Entries of transcribed document text
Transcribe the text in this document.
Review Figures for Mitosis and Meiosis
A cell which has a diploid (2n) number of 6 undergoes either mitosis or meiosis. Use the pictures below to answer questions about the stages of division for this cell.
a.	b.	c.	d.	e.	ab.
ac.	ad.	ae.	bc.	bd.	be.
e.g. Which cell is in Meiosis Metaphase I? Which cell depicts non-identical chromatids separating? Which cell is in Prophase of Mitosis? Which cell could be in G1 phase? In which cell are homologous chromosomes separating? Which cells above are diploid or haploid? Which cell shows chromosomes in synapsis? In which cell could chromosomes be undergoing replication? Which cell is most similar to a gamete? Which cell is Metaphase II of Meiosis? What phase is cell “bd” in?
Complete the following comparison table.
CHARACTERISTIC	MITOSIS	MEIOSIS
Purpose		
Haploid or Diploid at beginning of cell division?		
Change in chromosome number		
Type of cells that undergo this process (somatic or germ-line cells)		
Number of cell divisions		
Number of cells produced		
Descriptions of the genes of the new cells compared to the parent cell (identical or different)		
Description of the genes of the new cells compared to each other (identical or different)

▸ **Goal of the exercise**: Word for word, print every line above.

▸ **Solution for this exercise**:
Transcribe the text in this document.
Review Figures for Mitosis and Meiosis
A cell which has a diploid (2n) number of 6 undergoes either mitosis or meiosis. Use the pictures below to answer questions about the stages of division for this cell.
a.	b.	c.	d.	e.	ab.
ac.	ad.	ae.	bc.	bd.	be.
e.g. Which cell is in Meiosis Metaphase I? Which cell depicts non-identical chromatids separating? Which cell is in Prophase of Mitosis? Which cell could be in G1 phase? In which cell are homologous chromosomes separating? Which cells above are diploid or haploid? Which cell shows chromosomes in synapsis? In which cell could chromosomes be undergoing replication? Which cell is most similar to a gamete? Which cell is Metaphase II of Meiosis? What phase is cell “bd” in?
Complete the following comparison table.
CHARACTERISTIC	MITOSIS	MEIOSIS
Purpose		
Haploid or Diploid at beginning of cell division?		
Change in chromosome number		
Type of cells that undergo this process (somatic or germ-line cells)		
Number of cell divisions		
Number of cells produced		
Descriptions of the genes of the new cells compared to the parent cell (identical or different)		
Description of the genes of the new cells compared to each other (identical or different)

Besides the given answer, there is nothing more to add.